◆ **WHAT THE TASK ASKS**
Show each line of the data below that has the string "Difference" in it.

◆ **RECORDS TO USE**
---*---
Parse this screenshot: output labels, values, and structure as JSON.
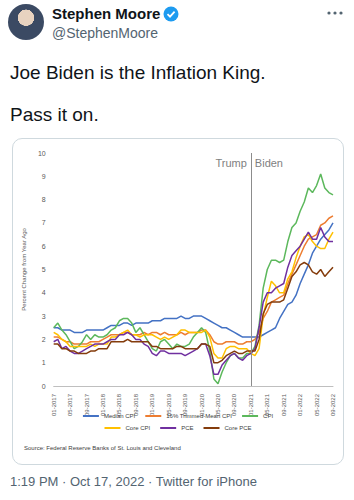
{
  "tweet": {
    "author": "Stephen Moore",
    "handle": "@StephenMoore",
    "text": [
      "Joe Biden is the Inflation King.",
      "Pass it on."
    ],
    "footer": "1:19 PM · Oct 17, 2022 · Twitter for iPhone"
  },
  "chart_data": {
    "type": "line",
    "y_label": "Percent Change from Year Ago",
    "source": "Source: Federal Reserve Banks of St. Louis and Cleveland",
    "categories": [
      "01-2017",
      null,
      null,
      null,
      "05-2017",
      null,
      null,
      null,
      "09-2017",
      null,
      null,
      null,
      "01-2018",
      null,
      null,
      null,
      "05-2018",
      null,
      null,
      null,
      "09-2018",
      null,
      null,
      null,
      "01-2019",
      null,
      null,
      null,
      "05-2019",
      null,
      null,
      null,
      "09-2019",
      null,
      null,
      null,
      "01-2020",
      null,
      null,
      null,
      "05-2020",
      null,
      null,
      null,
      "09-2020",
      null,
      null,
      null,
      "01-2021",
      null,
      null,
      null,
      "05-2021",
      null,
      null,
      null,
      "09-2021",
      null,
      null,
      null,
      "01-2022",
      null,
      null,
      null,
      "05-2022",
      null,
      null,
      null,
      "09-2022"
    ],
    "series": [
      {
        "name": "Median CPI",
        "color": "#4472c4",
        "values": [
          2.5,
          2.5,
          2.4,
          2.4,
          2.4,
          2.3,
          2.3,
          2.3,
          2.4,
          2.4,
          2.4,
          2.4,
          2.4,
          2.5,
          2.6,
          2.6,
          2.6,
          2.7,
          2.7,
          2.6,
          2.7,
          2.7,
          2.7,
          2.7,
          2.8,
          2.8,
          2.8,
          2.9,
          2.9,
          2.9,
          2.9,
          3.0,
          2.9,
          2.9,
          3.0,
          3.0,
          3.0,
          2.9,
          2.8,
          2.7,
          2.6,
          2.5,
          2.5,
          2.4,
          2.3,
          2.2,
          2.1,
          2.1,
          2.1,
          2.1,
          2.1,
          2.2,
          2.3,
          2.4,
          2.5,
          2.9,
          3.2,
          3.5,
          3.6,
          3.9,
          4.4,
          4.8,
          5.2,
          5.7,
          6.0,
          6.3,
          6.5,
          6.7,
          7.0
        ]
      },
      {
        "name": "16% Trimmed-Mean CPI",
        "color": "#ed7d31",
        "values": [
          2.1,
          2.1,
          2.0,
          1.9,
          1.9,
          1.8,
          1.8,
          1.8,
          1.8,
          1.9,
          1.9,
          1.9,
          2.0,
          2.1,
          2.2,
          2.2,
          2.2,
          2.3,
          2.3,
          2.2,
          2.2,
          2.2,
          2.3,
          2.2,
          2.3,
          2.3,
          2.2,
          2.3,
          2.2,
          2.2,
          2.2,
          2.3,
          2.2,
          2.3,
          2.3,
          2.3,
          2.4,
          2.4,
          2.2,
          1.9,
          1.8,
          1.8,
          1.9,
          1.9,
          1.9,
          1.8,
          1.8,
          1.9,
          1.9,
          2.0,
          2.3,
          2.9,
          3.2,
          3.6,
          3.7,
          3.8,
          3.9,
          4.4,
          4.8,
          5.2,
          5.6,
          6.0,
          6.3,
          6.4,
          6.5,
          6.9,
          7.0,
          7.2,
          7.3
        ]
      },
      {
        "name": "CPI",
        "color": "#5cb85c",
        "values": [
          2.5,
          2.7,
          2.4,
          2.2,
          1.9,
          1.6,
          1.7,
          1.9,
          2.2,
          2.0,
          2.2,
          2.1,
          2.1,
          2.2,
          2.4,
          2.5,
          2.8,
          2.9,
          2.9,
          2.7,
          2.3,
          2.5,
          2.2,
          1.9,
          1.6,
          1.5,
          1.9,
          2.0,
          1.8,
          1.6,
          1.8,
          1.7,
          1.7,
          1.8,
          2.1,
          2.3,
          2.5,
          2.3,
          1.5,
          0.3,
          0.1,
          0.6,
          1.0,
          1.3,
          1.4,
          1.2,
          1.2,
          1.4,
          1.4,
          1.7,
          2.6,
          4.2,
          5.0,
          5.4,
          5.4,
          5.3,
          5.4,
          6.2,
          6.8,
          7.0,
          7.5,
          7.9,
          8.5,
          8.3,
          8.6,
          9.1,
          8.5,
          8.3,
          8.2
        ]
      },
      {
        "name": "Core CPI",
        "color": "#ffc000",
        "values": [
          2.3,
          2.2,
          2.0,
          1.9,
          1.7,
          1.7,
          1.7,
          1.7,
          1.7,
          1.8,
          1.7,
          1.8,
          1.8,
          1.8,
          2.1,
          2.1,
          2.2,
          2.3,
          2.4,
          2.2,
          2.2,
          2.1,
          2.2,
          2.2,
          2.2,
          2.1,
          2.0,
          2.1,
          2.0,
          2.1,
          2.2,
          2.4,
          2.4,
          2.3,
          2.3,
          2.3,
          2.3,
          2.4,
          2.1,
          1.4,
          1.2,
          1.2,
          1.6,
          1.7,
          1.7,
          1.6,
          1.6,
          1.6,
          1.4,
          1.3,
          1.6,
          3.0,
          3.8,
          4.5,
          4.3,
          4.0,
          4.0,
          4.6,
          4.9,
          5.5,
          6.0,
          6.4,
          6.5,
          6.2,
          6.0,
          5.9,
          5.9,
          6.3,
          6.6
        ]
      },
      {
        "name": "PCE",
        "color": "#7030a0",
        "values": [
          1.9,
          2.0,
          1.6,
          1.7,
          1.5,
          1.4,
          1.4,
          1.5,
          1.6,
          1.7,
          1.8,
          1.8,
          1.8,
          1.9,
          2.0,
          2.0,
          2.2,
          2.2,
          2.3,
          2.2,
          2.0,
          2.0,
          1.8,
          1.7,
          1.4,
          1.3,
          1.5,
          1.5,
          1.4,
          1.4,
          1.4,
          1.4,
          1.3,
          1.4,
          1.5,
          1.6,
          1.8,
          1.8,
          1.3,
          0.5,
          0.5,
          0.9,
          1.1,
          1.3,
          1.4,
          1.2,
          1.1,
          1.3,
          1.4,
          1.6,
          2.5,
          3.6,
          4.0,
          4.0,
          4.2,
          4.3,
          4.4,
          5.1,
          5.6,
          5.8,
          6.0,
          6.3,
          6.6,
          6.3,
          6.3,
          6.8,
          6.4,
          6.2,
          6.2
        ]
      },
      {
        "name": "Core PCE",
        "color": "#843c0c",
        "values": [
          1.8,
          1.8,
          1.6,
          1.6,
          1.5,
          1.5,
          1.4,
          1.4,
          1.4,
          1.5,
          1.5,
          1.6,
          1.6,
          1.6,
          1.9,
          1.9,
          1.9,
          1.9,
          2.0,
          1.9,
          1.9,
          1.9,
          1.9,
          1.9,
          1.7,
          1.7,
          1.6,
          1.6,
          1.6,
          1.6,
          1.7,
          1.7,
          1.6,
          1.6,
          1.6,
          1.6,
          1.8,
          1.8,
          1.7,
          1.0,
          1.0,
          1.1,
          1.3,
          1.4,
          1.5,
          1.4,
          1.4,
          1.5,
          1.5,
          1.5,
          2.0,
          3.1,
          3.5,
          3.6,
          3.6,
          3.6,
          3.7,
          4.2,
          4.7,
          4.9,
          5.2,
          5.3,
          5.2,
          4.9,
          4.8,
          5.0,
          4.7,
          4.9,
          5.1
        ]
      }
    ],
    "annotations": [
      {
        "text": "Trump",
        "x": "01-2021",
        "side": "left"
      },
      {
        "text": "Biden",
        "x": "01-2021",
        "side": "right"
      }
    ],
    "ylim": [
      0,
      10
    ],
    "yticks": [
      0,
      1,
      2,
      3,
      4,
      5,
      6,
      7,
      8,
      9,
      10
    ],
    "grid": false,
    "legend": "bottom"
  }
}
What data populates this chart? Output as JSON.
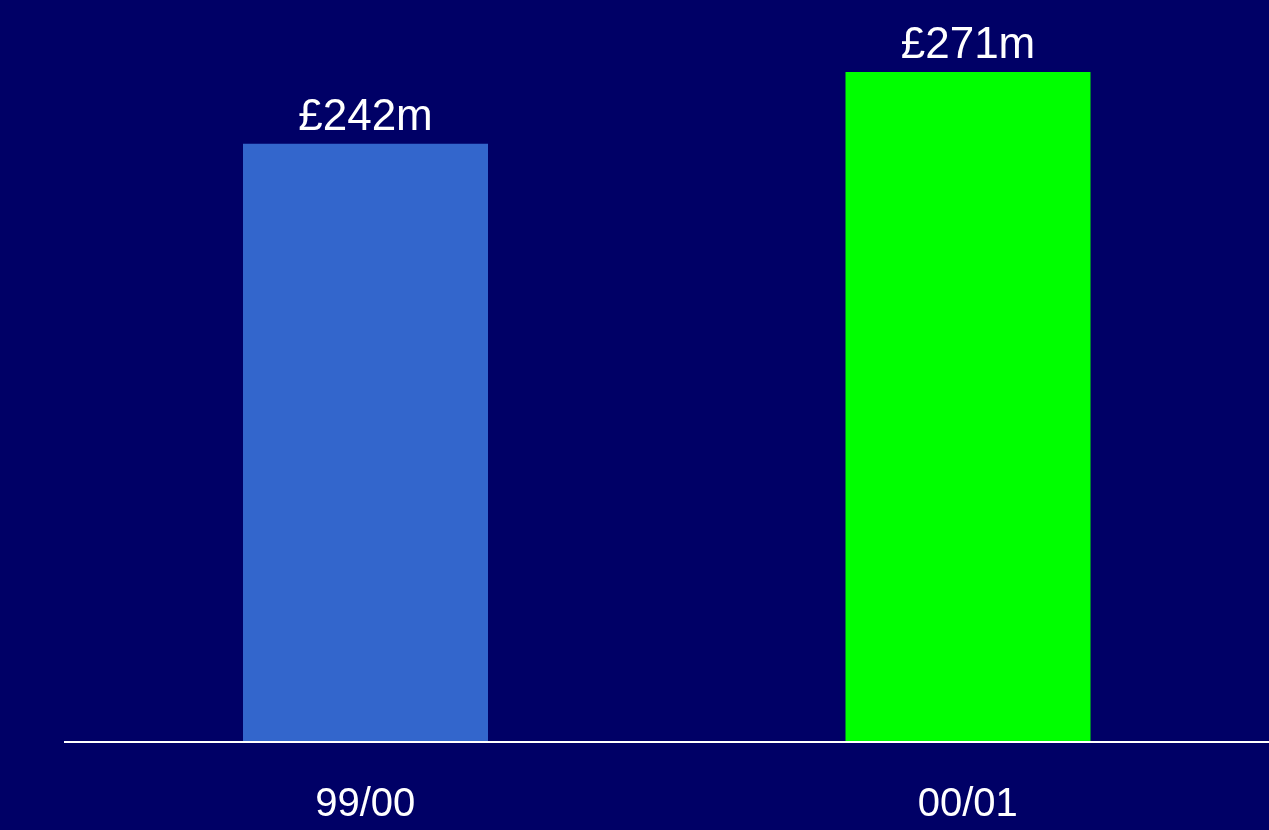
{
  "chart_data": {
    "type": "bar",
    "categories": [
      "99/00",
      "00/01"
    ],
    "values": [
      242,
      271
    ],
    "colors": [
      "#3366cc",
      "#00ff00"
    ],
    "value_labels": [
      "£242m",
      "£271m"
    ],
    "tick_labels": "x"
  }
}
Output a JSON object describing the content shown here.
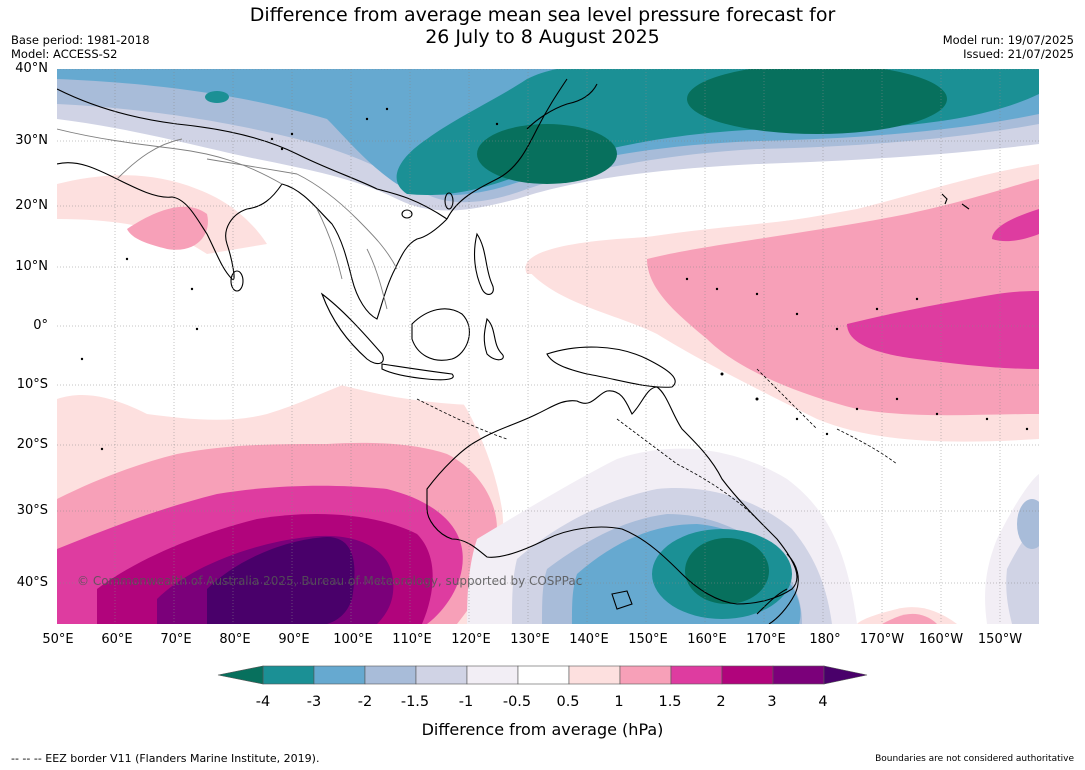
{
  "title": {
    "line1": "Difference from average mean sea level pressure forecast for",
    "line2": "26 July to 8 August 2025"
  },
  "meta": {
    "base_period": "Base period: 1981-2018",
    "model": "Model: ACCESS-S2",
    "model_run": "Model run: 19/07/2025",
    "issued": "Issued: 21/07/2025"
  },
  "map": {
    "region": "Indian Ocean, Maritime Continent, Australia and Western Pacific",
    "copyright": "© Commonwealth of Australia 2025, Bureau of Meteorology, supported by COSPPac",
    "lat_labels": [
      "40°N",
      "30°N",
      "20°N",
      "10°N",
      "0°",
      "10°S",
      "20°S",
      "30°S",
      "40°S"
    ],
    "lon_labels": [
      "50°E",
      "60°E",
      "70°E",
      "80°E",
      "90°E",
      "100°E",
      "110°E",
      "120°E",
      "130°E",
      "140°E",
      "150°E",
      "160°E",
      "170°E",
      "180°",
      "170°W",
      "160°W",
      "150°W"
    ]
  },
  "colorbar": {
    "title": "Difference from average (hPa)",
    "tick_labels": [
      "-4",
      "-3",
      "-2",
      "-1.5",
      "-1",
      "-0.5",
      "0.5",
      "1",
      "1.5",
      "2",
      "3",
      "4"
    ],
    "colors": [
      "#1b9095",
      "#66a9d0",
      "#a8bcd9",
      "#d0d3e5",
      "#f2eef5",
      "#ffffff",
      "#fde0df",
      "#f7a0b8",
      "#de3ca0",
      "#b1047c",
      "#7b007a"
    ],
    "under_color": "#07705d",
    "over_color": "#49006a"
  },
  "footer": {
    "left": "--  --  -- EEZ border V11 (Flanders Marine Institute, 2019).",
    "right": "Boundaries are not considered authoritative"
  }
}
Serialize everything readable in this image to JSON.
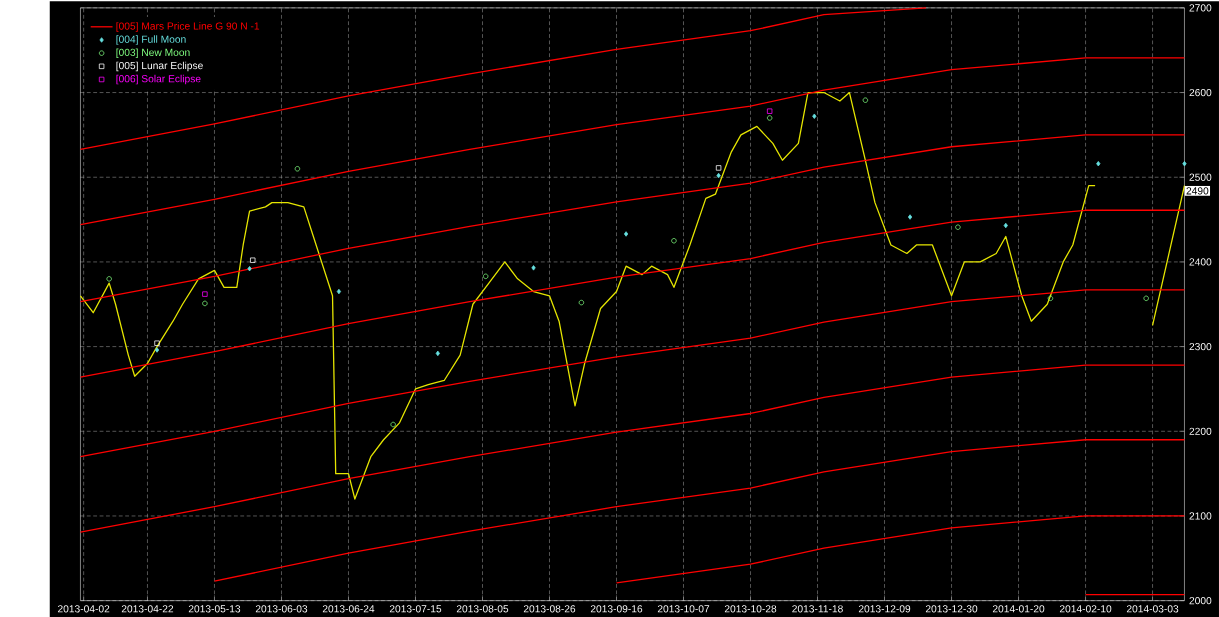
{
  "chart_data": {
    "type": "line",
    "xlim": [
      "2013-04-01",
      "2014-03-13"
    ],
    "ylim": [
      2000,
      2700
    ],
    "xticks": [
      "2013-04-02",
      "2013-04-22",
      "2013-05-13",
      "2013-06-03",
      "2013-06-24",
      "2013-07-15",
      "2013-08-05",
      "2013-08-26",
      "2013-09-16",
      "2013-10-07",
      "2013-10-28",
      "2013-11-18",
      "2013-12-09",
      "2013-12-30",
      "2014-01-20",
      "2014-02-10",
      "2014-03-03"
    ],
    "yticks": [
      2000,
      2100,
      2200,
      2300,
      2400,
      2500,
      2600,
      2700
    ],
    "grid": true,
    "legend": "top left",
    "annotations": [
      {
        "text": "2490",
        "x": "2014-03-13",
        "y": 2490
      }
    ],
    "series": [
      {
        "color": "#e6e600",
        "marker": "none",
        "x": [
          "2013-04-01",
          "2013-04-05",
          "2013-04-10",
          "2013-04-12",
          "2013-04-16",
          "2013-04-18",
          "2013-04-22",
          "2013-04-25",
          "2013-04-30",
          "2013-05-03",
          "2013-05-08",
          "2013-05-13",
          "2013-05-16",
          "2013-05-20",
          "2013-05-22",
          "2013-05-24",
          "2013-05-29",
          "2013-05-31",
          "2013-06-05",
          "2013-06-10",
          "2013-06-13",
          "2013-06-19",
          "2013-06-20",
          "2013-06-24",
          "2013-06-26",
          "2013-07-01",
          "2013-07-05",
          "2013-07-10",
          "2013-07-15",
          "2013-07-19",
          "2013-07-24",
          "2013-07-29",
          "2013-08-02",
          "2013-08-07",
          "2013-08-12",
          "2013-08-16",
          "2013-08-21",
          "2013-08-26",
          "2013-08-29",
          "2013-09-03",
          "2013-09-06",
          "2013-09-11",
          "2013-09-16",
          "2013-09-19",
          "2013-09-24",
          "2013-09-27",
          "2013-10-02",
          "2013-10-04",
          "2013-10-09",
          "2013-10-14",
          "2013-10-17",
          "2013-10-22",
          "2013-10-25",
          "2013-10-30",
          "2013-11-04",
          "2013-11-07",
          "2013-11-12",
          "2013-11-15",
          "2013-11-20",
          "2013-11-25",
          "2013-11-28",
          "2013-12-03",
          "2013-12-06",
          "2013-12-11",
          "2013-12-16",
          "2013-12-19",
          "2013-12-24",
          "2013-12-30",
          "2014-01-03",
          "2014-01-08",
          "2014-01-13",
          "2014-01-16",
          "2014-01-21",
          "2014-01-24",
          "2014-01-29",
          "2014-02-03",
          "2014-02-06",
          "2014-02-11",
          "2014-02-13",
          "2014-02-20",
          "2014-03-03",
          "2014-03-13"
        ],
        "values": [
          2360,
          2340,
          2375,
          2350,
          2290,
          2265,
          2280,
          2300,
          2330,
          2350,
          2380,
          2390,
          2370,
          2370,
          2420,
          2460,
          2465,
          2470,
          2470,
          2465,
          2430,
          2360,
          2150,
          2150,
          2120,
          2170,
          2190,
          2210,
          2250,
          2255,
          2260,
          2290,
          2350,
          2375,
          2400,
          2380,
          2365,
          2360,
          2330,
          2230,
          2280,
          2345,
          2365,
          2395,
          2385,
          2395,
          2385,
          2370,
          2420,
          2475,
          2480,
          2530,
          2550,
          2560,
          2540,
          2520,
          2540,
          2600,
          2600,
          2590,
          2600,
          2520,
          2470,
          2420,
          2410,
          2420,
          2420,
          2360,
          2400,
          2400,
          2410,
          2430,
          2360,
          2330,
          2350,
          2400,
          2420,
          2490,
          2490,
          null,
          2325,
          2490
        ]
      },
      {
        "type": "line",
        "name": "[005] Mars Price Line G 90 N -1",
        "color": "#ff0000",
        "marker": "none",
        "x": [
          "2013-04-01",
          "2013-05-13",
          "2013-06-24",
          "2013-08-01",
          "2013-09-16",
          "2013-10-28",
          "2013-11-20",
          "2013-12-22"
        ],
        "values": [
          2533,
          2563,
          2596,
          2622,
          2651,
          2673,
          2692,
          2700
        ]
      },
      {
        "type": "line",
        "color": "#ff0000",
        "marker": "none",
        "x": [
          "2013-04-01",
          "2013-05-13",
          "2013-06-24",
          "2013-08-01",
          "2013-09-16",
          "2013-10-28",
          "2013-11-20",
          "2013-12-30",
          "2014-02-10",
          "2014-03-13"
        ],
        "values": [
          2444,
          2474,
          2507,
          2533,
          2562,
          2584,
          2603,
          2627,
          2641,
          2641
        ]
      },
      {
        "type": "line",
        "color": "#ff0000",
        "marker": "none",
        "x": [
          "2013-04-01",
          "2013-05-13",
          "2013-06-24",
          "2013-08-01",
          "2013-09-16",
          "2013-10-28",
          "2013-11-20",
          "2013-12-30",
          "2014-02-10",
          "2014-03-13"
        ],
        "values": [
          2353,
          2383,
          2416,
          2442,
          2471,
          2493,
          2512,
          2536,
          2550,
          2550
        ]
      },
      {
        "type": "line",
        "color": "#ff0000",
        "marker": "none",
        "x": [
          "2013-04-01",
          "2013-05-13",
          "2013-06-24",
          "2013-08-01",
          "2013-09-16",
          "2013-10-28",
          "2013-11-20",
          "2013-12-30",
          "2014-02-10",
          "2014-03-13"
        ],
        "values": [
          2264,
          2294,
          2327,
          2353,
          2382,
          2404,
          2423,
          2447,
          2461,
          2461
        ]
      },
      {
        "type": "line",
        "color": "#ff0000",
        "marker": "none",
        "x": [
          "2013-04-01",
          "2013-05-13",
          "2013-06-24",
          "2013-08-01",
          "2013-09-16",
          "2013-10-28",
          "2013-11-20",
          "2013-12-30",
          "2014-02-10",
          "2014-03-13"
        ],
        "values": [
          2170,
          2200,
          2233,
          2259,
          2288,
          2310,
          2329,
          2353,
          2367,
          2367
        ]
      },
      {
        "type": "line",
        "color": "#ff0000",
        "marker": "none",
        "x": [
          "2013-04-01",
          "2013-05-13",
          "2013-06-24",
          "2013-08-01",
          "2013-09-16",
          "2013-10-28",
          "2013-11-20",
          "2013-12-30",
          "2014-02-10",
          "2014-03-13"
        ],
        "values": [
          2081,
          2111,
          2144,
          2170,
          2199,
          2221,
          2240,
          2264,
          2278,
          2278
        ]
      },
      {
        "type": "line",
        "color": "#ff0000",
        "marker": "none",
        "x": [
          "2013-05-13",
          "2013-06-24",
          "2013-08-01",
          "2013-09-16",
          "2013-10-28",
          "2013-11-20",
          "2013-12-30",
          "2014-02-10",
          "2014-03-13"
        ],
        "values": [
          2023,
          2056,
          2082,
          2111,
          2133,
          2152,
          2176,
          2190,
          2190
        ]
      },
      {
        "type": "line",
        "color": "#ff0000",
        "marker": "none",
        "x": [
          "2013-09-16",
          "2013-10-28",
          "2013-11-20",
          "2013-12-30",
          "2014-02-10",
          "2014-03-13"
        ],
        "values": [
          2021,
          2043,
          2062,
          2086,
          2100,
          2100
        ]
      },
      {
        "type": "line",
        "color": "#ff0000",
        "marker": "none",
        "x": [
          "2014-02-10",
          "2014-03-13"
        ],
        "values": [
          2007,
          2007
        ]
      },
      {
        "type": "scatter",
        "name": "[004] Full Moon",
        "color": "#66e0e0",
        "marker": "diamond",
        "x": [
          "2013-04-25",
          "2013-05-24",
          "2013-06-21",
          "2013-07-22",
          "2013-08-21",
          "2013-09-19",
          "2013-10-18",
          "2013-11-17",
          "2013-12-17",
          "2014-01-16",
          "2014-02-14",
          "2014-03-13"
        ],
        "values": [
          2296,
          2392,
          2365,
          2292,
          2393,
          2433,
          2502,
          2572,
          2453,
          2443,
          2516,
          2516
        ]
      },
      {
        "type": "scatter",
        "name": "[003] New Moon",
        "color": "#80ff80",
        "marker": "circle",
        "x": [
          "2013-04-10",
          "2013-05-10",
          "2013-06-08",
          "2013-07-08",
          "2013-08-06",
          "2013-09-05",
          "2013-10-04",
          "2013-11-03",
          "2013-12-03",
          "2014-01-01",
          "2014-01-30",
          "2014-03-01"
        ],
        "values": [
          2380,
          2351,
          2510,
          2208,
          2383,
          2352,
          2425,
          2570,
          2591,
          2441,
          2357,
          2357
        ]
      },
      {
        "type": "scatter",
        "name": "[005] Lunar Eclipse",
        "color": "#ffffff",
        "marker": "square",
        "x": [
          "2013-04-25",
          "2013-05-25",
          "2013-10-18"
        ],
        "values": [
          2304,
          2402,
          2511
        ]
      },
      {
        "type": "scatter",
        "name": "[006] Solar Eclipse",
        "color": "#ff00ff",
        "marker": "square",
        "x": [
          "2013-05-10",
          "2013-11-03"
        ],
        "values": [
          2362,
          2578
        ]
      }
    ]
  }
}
---*---
◆ **ANSWER**
    "line1": "Difference from average mean sea level pressure forecast for",
    "title": "Difference from average (hPa)",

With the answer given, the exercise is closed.